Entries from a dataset

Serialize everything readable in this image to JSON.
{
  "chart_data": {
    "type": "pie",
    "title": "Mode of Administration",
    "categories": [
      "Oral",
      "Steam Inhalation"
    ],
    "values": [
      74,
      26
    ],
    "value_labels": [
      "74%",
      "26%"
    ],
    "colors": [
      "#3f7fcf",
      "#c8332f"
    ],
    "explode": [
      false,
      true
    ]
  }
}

**Task instructions**:
Return every entry exactly as given.

**Exercise result**:
Serialize everything readable in this image to JSON.
{
  "chart_data": {
    "type": "pie",
    "title": "Mode of Administration",
    "categories": [
      "Oral",
      "Steam Inhalation"
    ],
    "values": [
      74,
      26
    ],
    "value_labels": [
      "74%",
      "26%"
    ],
    "colors": [
      "#3f7fcf",
      "#c8332f"
    ],
    "explode": [
      false,
      true
    ]
  }
}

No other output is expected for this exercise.